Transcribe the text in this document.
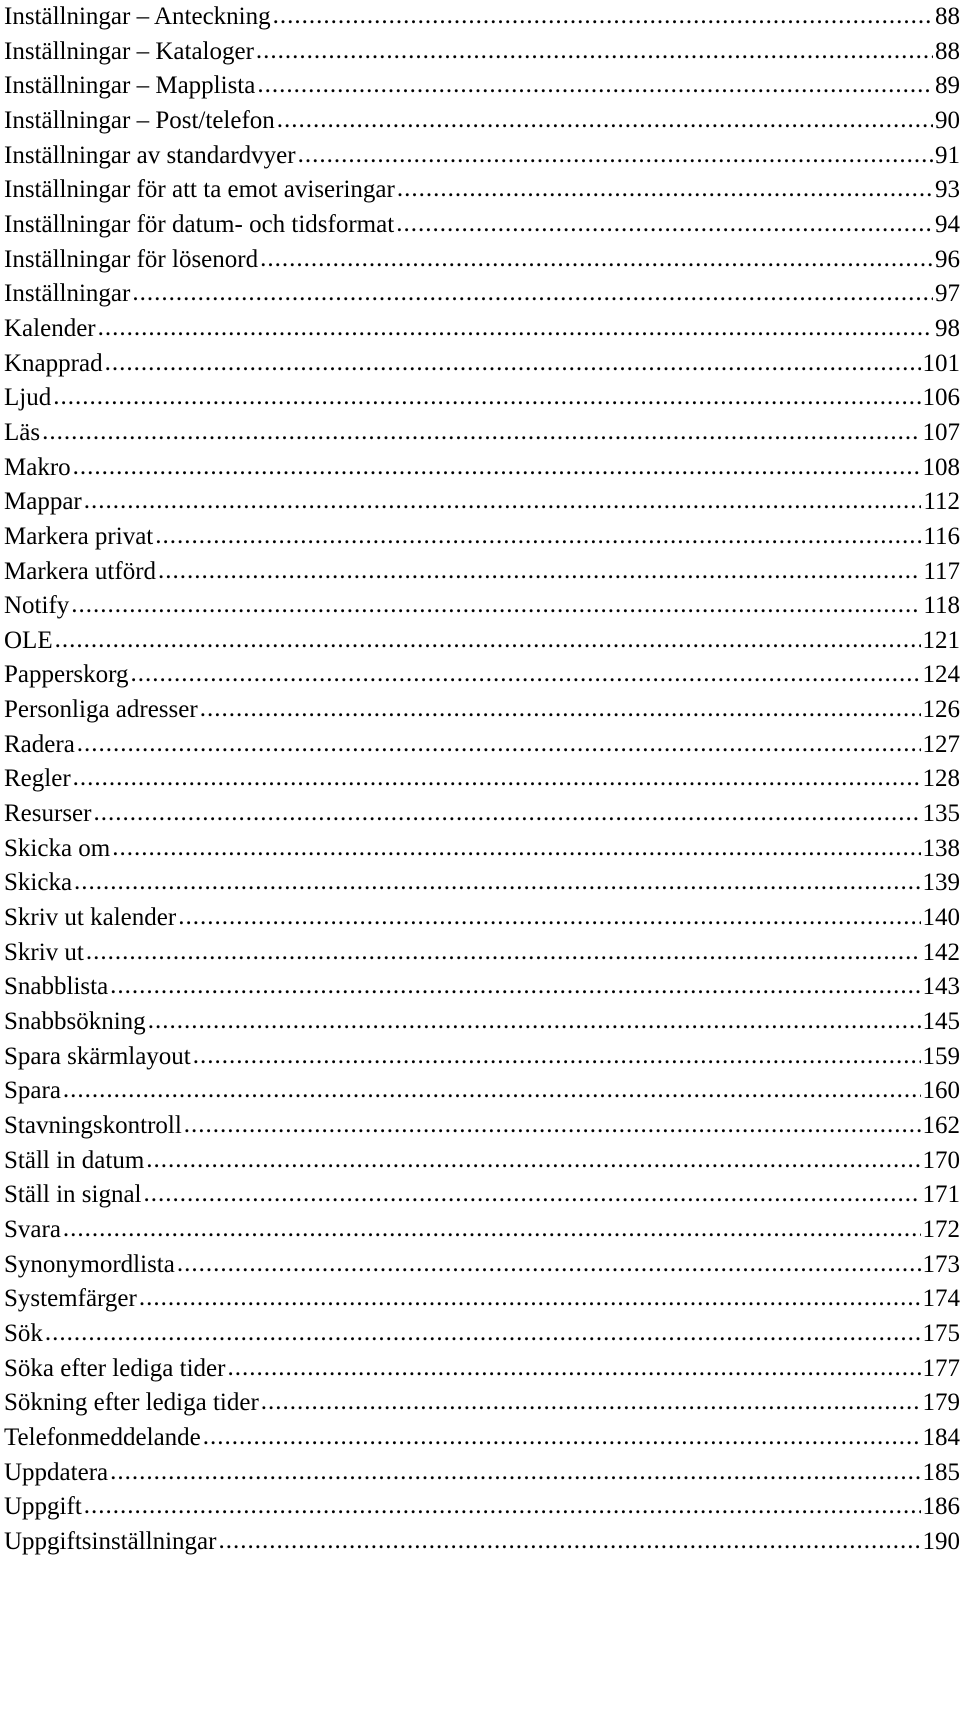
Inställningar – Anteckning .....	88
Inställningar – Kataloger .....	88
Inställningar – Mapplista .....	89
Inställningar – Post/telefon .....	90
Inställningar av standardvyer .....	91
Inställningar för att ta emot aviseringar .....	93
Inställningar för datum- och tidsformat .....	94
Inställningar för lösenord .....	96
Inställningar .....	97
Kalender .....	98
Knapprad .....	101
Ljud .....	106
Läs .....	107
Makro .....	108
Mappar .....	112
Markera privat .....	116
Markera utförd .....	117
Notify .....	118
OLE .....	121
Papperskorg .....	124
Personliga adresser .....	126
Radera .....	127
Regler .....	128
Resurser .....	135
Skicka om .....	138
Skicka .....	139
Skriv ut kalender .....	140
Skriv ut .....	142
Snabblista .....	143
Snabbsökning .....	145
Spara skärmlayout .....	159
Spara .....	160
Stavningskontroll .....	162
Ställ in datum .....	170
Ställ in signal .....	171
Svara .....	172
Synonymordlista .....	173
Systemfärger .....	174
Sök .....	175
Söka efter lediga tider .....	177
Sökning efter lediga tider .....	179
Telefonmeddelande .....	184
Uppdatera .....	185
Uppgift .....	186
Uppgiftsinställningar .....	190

::::

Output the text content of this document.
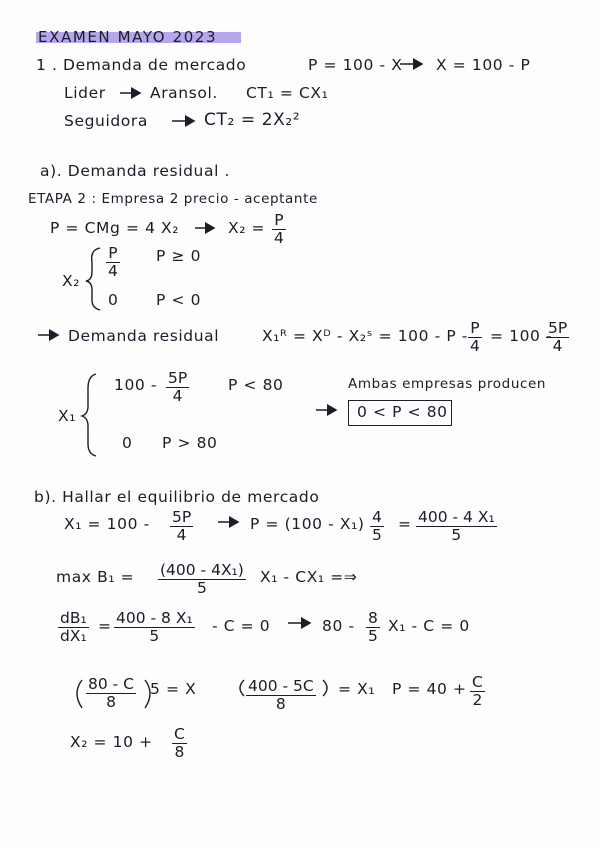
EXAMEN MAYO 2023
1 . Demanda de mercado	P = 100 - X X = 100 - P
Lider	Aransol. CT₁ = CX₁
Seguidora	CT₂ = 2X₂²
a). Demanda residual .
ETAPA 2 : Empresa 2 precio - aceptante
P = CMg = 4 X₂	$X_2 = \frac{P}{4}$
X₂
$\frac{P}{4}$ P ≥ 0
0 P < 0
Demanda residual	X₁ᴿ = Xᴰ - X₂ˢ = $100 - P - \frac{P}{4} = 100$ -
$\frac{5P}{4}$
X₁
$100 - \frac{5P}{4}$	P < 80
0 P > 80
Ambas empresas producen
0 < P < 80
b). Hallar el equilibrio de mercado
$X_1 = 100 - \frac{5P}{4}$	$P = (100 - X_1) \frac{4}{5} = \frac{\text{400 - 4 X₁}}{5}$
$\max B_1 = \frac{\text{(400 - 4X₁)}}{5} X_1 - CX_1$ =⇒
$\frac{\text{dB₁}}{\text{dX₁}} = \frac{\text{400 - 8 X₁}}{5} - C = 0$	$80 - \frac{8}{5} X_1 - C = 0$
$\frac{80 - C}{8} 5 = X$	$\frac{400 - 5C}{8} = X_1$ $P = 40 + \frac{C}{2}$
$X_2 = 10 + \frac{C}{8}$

::::

Written task
Provide the number of lines containing the string "lediga", with no other output.

Written solution
2